Problem details
Using the forum thread on subwoofers, say yes or no to whether each of the following statements agrees with it, and quote the words that decide it. 1. The person starting the thread drives a 2007 Honda Fit Sport. 2. ALL4SPL currently runs a single 12-inch subwoofer. 3. Eastman474 recommends the JBL W10Gti Mkii.

Document
★ ★ ★ ★
# looking for new subs! help!



## xcsp800 (Mar 30, 2011)

hey guys, new on here so work with me please hah. iv got a 2007 honda fit sport. looking for a good heavy hitting system that still sounds crisp to and not like crap so i need ideas for subs. not really a limit for price within reason. i was thinking about going with possibly 2 alpine 10" type x subs. but i really dont know all that much about systems i was just told these were a great sub. would run me around 400 a piece for each sub. so around that price. give me ideas please! would like heavy hitting but still clean aswell. and amp ideas to! thanks!


----------



## Eastman474 (Jan 8, 2010)

xcsp800 said:


> hey guys, new on here so work with me please hah. iv got a 2007 honda fit sport. looking for a good heavy hitting system that still sounds crisp to and not like crap so i need ideas for subs. not really a limit for price within reason. i was thinking about going with possibly 2 alpine 10" type x subs. but i really dont know all that much about systems i was just told these were a great sub. would run me around 400 a piece for each sub. so around that price. give me ideas please! would like heavy hitting but still clean aswell. and amp ideas to! thanks!


If you're willing to spend $400 a piece on drivers, without a doubt I say JBL W10Gti Mkii.. Set them up right and they will get loud and sound phenomenal while doing it


----------



## ALL4SPL (Sep 30, 2009)

I have a 2009 Honda Fit, and I can tell you 2 10's is a good choice, or 1 12 would also work. I currently use 2 10's with 1200watts, and I am working on getting a beefy single 12 and I will be building a ported enclosure tuned around 33Hz. If you go larger say 2 12's you can kiss your entire hatch area goodbye. There are lots of brands out there that can handle what you are asking for, Sundown, JBL, and lots more. For deep hard hitting bass, I prefer a ported box, some say bandpass but those are much more difficult to build if you are building the box yourself. 

Btw, I would suggest subs facing up, port facing back if using a ported box, tends to yeild better in the fit.


----------



## schmiddr2 (Aug 10, 2009)

Available power and space? Those mean a lot for someone wanting SPL and to pick subs.

Also, how many amps can your alternator output? This will likely be your weakest link and makes my recommendations a little over zealous.

Shiva X-12
Fi Q12

EDIT: Just realized you asked about amps too.

Alpine MRP-2000


----------
★ ★ ★ ★
Records

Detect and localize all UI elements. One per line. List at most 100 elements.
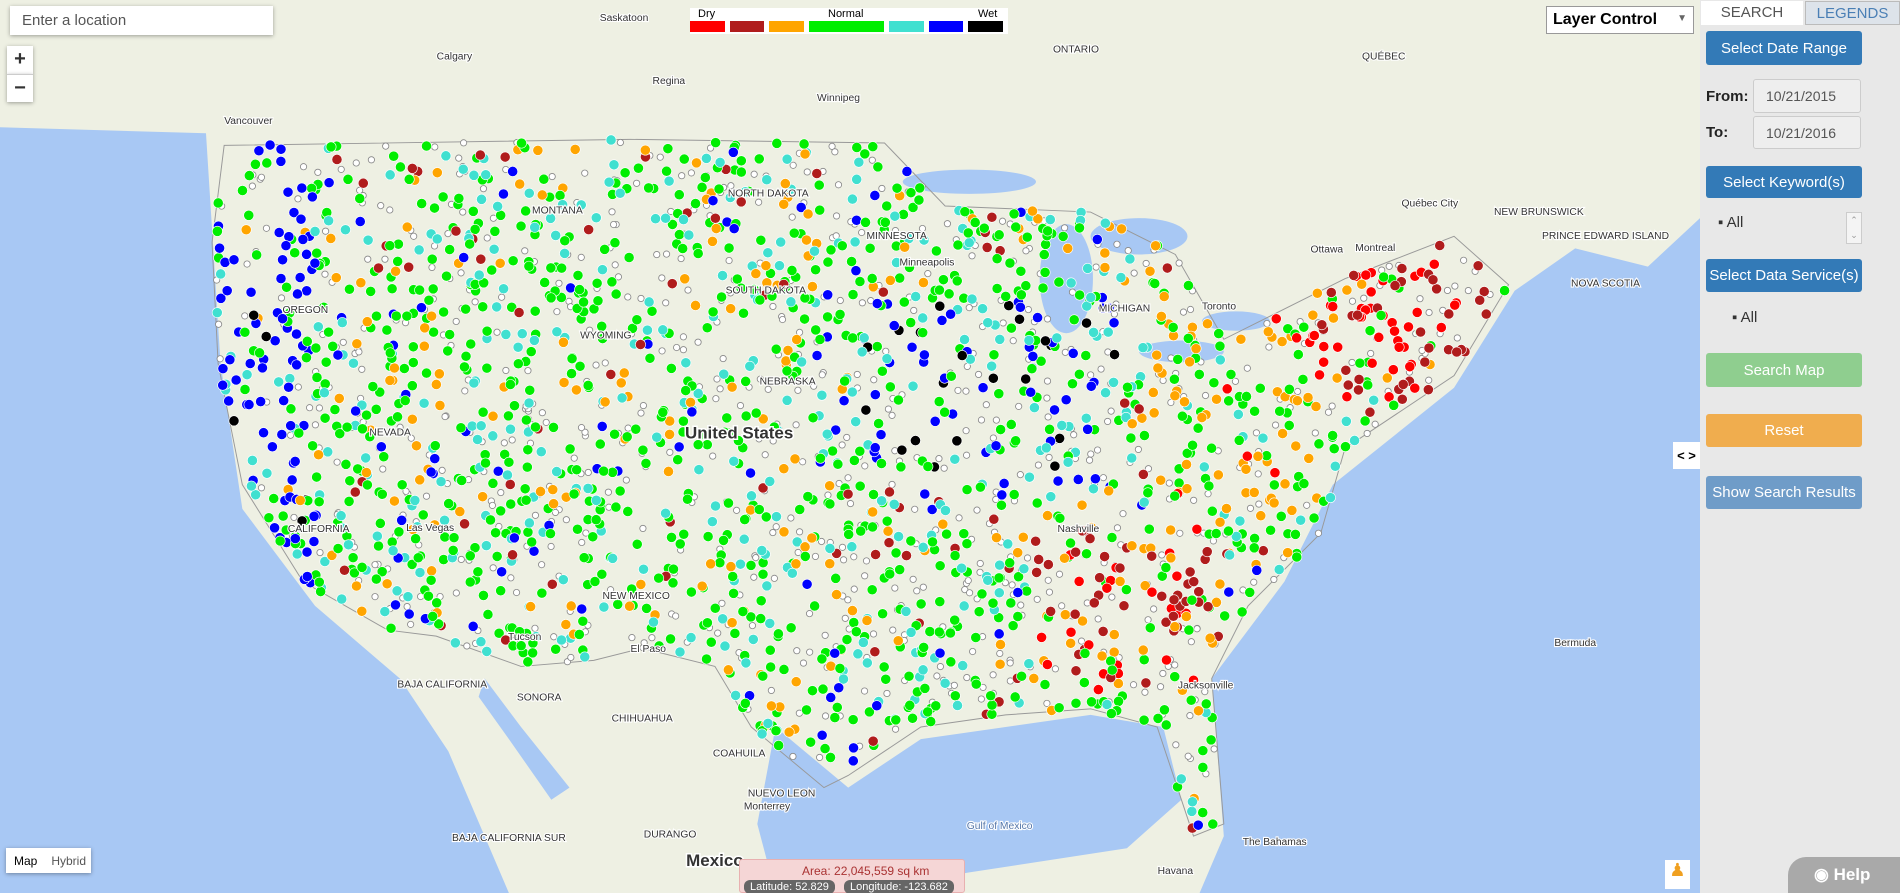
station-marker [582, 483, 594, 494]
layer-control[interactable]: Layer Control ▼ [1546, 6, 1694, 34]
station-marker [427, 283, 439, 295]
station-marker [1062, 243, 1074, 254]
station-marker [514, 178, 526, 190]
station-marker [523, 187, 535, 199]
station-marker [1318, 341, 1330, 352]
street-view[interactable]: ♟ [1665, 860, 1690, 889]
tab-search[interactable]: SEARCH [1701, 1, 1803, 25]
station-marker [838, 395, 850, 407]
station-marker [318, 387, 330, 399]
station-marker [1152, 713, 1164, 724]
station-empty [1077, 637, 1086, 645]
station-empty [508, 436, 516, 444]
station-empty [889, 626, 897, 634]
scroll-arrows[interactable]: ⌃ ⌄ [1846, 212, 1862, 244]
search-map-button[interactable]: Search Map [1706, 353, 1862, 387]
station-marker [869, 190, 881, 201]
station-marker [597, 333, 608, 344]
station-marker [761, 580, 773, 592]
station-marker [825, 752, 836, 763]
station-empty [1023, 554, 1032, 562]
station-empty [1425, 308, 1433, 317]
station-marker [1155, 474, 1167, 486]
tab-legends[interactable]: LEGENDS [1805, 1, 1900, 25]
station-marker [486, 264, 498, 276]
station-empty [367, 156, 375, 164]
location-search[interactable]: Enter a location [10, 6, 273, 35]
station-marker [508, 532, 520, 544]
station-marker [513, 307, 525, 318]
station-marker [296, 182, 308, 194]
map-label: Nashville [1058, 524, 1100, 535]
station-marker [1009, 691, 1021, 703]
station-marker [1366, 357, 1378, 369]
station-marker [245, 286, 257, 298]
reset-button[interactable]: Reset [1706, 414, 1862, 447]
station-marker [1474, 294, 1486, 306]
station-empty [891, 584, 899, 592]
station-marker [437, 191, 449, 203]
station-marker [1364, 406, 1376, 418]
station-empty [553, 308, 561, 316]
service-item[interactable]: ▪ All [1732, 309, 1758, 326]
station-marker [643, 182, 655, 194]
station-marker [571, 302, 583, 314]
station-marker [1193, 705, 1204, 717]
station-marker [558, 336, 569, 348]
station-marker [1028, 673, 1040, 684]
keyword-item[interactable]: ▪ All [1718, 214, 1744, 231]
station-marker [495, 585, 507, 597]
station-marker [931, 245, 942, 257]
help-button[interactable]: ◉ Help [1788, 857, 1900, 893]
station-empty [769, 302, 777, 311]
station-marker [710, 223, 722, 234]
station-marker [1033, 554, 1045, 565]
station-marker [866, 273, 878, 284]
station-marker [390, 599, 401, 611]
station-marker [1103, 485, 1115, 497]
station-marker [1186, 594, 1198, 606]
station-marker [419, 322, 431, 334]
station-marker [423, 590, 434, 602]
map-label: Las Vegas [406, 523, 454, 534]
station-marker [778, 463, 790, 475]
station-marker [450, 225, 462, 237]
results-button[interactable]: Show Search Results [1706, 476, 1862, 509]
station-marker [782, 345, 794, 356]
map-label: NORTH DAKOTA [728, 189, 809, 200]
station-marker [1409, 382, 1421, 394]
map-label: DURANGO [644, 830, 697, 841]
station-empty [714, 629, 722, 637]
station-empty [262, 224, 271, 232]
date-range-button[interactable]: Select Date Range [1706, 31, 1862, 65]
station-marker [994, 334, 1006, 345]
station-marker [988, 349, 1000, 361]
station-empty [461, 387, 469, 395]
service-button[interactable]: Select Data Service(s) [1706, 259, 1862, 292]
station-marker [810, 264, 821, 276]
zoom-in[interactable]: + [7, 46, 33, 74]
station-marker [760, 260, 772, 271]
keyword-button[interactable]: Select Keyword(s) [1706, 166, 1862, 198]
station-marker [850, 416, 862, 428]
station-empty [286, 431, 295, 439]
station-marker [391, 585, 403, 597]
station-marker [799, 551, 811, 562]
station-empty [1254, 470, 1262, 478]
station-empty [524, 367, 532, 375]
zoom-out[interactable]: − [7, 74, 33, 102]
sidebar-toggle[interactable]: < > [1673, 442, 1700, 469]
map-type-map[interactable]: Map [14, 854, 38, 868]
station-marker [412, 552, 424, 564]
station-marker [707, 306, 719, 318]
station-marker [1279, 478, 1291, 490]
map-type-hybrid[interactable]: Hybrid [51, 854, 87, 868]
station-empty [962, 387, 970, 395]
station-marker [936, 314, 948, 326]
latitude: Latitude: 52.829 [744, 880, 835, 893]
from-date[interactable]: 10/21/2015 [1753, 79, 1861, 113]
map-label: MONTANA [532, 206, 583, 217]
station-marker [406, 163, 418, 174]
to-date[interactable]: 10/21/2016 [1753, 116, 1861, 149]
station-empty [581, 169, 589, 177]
★ ★ ★ ★
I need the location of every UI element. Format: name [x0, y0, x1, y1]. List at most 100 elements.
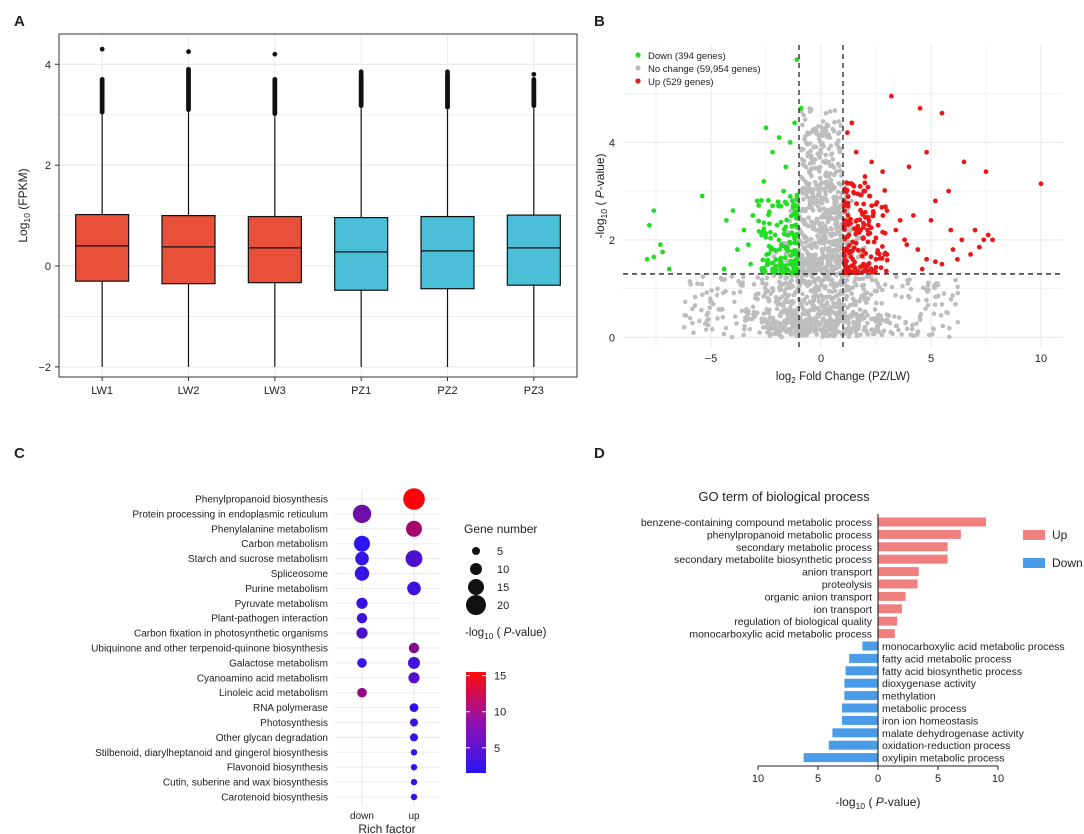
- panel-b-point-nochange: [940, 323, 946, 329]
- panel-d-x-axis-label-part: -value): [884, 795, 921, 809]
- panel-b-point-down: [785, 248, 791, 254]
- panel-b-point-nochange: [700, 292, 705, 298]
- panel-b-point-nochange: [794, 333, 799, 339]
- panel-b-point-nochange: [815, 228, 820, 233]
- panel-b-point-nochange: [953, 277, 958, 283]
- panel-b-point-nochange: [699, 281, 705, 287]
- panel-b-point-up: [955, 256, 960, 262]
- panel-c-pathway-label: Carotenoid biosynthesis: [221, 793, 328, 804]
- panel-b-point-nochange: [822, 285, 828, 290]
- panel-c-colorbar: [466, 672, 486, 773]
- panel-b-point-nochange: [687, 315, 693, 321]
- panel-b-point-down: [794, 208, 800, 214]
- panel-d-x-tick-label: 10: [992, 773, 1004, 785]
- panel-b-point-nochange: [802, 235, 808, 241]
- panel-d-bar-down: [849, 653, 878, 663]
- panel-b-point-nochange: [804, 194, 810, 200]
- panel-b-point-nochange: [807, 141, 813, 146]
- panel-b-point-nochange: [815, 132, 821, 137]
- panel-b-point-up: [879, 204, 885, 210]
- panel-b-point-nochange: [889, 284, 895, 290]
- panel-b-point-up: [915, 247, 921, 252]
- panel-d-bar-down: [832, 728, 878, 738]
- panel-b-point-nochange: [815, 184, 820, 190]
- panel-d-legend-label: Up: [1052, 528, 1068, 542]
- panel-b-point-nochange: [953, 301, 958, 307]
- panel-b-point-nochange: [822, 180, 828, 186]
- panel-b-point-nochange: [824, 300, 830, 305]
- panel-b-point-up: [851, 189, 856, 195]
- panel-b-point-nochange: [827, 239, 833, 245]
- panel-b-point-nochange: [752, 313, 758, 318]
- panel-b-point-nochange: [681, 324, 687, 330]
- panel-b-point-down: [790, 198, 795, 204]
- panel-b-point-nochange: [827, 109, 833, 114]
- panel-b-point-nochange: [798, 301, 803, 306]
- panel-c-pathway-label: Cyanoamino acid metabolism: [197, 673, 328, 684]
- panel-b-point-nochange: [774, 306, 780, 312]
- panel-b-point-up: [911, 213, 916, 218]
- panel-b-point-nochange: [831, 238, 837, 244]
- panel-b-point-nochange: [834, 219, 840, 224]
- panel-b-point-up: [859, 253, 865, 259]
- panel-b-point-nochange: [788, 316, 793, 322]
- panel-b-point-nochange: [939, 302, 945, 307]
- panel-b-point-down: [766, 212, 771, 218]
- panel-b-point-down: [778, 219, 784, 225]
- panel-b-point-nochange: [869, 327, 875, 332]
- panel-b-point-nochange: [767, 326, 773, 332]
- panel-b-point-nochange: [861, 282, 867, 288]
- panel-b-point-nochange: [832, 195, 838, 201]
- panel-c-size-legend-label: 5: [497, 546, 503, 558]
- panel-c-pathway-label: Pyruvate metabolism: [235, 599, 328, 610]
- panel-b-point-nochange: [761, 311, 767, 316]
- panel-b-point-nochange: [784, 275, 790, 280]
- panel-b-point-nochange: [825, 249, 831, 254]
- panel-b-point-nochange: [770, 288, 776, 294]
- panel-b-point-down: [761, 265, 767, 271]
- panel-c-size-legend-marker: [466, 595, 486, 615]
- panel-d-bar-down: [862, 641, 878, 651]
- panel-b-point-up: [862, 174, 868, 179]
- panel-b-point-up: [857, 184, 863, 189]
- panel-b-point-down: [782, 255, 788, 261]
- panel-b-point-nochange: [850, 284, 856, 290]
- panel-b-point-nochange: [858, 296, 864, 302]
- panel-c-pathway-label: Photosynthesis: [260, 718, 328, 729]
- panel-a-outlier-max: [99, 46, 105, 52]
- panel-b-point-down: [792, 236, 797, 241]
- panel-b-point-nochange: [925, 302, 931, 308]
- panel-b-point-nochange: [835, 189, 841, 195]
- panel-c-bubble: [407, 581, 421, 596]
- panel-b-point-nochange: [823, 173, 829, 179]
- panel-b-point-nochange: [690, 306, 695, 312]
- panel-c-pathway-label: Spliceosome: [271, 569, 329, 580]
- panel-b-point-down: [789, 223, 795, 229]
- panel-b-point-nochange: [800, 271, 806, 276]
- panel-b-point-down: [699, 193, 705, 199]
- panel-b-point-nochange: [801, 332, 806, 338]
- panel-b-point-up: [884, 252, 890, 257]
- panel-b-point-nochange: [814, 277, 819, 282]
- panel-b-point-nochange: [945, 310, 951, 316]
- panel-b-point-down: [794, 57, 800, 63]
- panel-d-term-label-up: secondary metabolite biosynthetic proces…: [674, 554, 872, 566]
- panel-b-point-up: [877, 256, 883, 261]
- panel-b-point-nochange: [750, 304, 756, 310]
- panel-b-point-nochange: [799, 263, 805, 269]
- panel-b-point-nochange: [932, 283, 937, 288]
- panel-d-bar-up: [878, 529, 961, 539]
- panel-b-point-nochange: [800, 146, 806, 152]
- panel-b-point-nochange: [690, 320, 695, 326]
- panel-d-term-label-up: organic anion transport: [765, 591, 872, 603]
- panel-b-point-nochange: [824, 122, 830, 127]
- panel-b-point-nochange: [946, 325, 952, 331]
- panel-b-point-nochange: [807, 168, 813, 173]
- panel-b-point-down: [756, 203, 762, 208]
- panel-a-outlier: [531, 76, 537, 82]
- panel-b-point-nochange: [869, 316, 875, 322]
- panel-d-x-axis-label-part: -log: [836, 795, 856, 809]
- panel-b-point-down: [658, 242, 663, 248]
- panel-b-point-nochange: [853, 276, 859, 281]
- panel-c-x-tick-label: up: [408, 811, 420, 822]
★ ★ ★ ★
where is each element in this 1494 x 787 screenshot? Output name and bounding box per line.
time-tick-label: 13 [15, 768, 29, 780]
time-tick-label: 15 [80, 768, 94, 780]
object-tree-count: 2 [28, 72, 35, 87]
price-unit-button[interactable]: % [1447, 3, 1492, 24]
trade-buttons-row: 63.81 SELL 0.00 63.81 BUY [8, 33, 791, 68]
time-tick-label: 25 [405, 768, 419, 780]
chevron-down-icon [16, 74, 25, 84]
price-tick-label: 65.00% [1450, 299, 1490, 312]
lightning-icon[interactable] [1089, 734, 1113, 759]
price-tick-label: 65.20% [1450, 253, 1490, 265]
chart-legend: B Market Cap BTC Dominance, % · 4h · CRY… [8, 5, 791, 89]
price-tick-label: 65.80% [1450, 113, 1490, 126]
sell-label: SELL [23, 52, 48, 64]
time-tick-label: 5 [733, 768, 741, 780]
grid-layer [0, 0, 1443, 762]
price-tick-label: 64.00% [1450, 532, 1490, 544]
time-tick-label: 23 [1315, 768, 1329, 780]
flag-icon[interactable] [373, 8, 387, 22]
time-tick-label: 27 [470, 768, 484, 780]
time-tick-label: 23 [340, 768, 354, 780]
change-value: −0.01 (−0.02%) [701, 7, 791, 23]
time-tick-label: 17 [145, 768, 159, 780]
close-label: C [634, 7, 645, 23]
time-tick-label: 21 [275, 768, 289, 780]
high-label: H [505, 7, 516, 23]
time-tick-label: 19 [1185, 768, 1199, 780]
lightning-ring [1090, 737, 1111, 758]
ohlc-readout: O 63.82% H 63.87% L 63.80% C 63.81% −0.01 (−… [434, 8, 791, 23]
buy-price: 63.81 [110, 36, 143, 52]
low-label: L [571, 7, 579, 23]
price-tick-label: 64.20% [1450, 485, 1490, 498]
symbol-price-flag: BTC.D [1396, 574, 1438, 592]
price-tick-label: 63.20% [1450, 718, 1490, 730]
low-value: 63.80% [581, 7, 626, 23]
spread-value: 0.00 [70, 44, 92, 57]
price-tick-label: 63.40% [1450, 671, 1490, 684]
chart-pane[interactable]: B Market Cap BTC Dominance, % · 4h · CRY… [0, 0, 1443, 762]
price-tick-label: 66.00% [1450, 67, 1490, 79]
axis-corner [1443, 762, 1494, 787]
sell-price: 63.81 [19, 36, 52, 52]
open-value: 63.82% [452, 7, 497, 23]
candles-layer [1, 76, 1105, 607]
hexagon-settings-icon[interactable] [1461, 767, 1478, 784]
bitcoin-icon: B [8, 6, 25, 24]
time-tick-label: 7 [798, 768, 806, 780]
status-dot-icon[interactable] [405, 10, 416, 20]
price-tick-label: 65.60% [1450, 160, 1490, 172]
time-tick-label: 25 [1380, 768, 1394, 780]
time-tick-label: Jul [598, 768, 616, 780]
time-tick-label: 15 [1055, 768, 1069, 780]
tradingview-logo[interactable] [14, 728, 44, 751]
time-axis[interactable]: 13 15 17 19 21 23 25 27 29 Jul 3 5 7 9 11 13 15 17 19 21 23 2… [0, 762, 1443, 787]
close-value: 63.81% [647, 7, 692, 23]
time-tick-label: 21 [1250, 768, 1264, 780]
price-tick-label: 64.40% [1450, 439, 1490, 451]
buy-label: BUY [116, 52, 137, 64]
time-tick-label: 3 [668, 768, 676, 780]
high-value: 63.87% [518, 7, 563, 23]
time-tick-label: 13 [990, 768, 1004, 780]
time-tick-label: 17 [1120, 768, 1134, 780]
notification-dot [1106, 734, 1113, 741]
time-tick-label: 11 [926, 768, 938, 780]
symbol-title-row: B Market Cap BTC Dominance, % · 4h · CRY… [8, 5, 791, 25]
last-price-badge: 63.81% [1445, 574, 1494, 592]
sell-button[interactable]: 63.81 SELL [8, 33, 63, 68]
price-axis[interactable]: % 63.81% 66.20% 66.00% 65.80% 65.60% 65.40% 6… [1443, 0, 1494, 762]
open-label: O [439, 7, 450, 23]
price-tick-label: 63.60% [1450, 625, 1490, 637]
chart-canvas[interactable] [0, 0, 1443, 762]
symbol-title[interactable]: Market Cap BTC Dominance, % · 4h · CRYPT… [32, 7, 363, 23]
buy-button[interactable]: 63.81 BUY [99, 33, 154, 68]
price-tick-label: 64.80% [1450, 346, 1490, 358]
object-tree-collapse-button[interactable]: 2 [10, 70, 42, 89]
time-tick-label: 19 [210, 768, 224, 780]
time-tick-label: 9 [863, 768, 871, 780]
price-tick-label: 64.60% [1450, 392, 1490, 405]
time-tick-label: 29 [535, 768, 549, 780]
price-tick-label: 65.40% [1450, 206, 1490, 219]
★ ★ ★ ★
Exercise response
1. Yes: "iv got a 2007 honda fit sport"
2. No: "I currently use 2 10's with 1200watts"
3. Yes: "without a doubt I say JBL W10Gti Mkii"